DATA LATIHAN -

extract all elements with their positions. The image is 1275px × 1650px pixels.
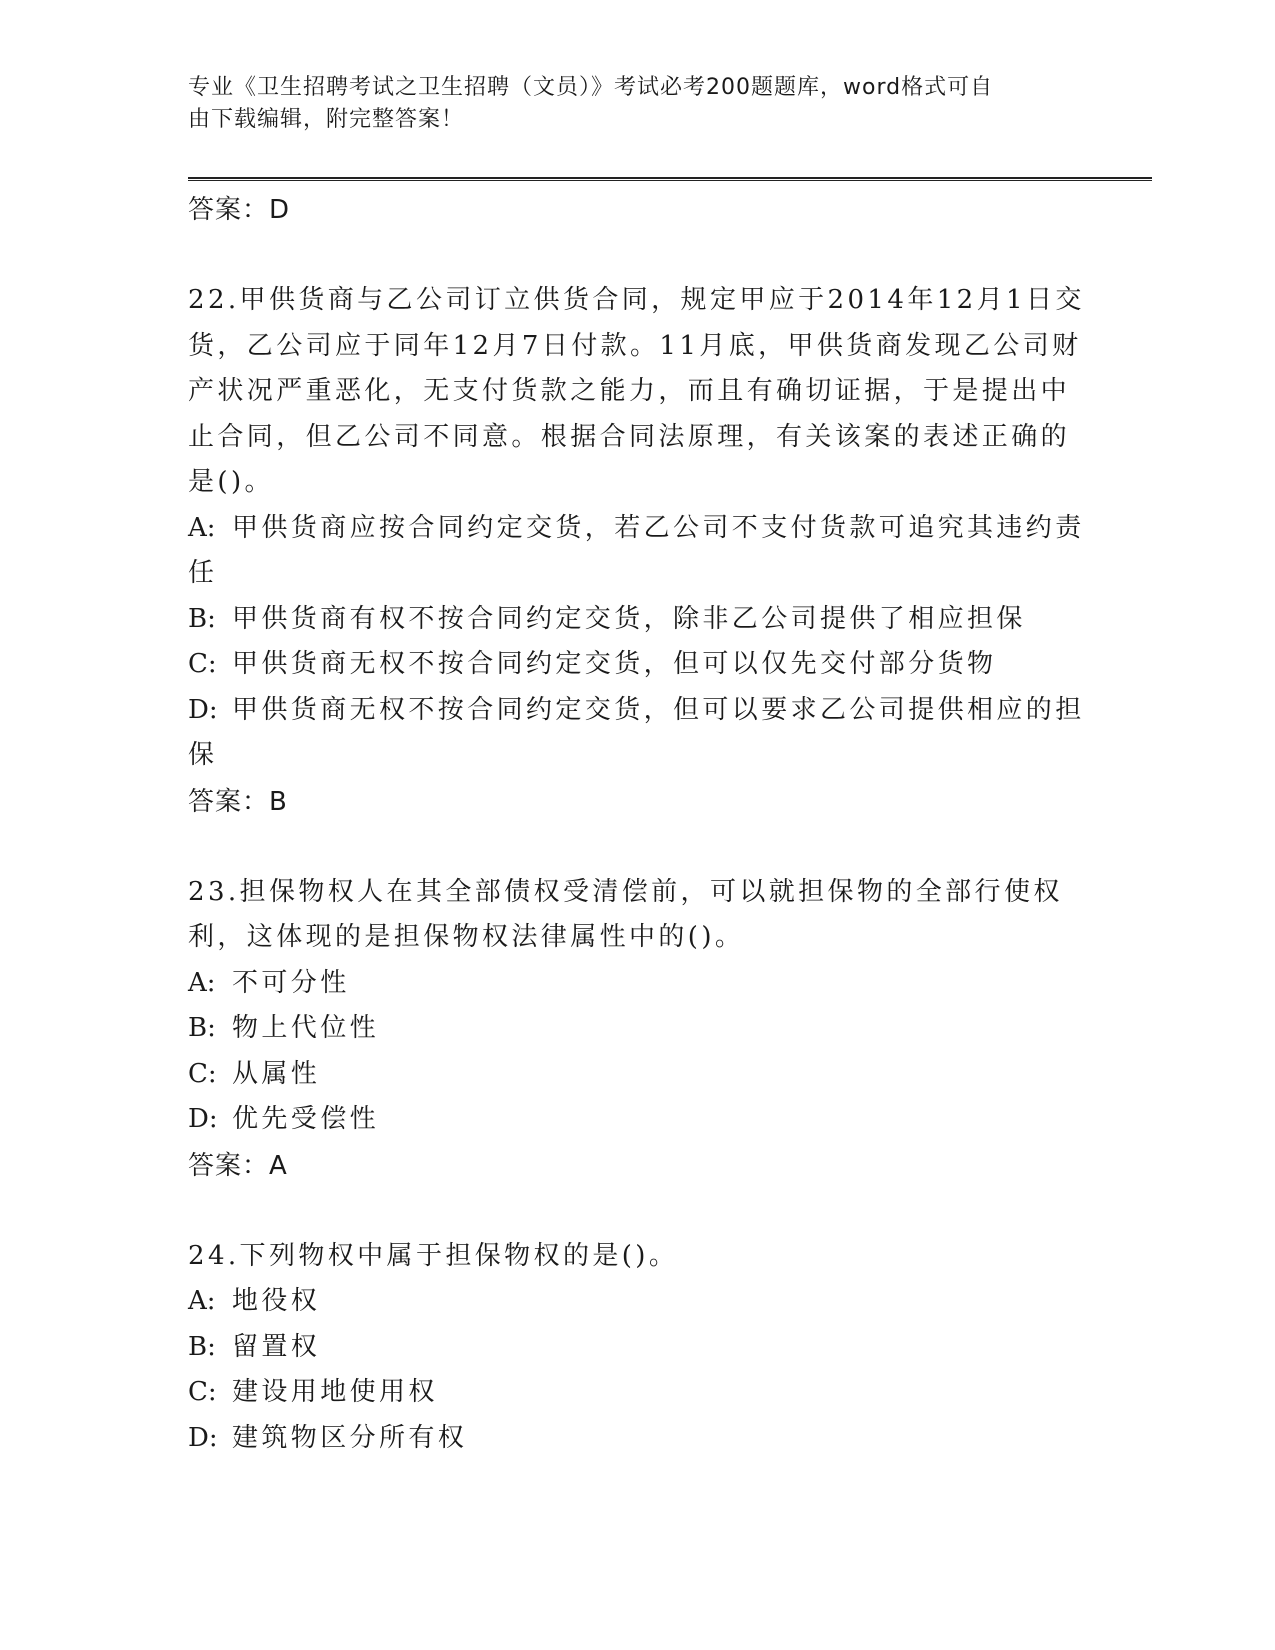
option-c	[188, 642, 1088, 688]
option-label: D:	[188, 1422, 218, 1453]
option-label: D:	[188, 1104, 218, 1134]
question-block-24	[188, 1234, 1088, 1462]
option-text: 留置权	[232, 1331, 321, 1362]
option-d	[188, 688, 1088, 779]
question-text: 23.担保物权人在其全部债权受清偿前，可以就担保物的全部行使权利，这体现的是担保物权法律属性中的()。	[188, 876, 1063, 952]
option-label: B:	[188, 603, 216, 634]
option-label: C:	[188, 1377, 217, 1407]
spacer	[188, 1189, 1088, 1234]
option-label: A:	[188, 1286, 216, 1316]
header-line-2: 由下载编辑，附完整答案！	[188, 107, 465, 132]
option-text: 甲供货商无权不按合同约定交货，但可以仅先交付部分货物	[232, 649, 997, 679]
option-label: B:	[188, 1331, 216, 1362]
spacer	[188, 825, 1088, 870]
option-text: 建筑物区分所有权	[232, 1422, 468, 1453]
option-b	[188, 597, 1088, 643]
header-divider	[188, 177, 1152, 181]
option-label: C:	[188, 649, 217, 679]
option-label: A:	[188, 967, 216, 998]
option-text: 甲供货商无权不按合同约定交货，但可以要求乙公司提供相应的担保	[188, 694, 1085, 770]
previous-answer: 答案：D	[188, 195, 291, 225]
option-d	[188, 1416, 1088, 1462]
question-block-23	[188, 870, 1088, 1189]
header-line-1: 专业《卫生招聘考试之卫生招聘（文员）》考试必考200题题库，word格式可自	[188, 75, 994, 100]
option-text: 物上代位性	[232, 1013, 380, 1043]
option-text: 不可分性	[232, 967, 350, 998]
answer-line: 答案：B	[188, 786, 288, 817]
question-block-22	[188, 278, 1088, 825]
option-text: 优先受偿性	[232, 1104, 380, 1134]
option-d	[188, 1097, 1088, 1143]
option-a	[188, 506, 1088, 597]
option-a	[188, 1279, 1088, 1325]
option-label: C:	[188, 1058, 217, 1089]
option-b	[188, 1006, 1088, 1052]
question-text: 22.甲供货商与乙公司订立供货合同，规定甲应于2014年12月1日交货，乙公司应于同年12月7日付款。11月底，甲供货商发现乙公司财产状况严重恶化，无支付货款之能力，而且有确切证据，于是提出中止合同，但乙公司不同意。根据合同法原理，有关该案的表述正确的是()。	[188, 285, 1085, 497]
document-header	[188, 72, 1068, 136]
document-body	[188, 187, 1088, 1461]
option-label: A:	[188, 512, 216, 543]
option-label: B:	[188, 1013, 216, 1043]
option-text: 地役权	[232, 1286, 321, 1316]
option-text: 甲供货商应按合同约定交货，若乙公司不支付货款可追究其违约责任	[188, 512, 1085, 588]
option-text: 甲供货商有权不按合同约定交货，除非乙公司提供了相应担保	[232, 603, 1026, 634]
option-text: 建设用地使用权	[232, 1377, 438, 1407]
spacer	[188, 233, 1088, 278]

TUGAS - Tuliskan kembali tanpa perubahan baris-baris catatan mulai dari baris yang memuat "642, 1088, 688]" sampai dengan baris yang memuat "688, 1088, 779]", termasuk kedua baris tersebut.

JAWABAN -
option-c	[188, 642, 1088, 688]
option-label: D:	[188, 1422, 218, 1453]
option-label: D:	[188, 1104, 218, 1134]
question-block-24	[188, 1234, 1088, 1462]
option-text: 留置权	[232, 1331, 321, 1362]
option-d	[188, 688, 1088, 779]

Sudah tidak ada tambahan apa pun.